>> Begin
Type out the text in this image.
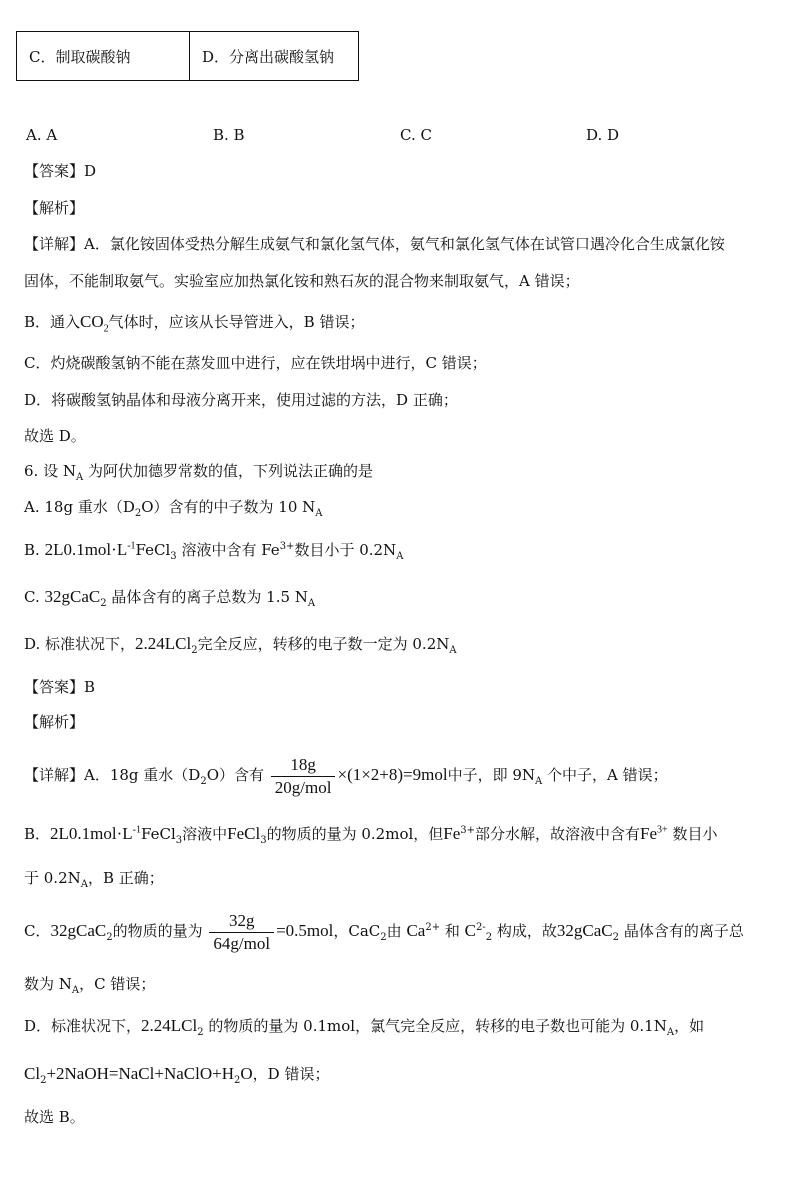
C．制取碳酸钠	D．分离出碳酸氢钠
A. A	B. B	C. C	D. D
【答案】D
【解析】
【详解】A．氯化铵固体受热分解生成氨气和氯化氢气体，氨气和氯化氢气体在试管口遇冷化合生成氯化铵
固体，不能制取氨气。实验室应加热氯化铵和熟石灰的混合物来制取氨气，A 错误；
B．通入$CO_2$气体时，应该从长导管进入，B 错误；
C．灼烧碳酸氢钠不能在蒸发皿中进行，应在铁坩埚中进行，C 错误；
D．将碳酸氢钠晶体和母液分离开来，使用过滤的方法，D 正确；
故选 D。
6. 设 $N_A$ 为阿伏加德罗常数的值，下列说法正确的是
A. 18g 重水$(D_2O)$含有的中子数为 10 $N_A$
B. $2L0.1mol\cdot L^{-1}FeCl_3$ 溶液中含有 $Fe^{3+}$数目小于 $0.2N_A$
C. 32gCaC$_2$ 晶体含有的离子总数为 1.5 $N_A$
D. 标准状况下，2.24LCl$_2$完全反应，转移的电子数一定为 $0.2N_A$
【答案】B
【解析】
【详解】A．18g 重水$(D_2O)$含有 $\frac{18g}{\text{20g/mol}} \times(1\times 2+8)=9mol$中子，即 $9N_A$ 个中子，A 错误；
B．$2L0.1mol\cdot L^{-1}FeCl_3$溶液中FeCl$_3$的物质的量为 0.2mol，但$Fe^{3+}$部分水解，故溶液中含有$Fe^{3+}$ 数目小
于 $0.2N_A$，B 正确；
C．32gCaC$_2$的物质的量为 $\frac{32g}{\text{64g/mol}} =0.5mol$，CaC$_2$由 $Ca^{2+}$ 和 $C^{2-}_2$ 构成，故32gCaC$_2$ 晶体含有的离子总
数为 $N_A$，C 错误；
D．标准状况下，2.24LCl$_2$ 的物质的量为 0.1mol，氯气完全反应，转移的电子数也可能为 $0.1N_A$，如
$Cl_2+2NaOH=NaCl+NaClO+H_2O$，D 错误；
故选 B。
>> End
Given request:
Repeat each line of the records above exactly, but do not copy the pictures.

Task solution:
Type out the text in this image.
C．制取碳酸钠	D．分离出碳酸氢钠
A. A	B. B	C. C	D. D
【答案】D
【解析】
【详解】A．氯化铵固体受热分解生成氨气和氯化氢气体，氨气和氯化氢气体在试管口遇冷化合生成氯化铵
固体，不能制取氨气。实验室应加热氯化铵和熟石灰的混合物来制取氨气，A 错误；
B．通入$CO_2$气体时，应该从长导管进入，B 错误；
C．灼烧碳酸氢钠不能在蒸发皿中进行，应在铁坩埚中进行，C 错误；
D．将碳酸氢钠晶体和母液分离开来，使用过滤的方法，D 正确；
故选 D。
6. 设 $N_A$ 为阿伏加德罗常数的值，下列说法正确的是
A. 18g 重水$(D_2O)$含有的中子数为 10 $N_A$
B. $2L0.1mol\cdot L^{-1}FeCl_3$ 溶液中含有 $Fe^{3+}$数目小于 $0.2N_A$
C. 32gCaC$_2$ 晶体含有的离子总数为 1.5 $N_A$
D. 标准状况下，2.24LCl$_2$完全反应，转移的电子数一定为 $0.2N_A$
【答案】B
【解析】
【详解】A．18g 重水$(D_2O)$含有 $\frac{18g}{\text{20g/mol}} \times(1\times 2+8)=9mol$中子，即 $9N_A$ 个中子，A 错误；
B．$2L0.1mol\cdot L^{-1}FeCl_3$溶液中FeCl$_3$的物质的量为 0.2mol，但$Fe^{3+}$部分水解，故溶液中含有$Fe^{3+}$ 数目小
于 $0.2N_A$，B 正确；
C．32gCaC$_2$的物质的量为 $\frac{32g}{\text{64g/mol}} =0.5mol$，CaC$_2$由 $Ca^{2+}$ 和 $C^{2-}_2$ 构成，故32gCaC$_2$ 晶体含有的离子总
数为 $N_A$，C 错误；
D．标准状况下，2.24LCl$_2$ 的物质的量为 0.1mol，氯气完全反应，转移的电子数也可能为 $0.1N_A$，如
$Cl_2+2NaOH=NaCl+NaClO+H_2O$，D 错误；
故选 B。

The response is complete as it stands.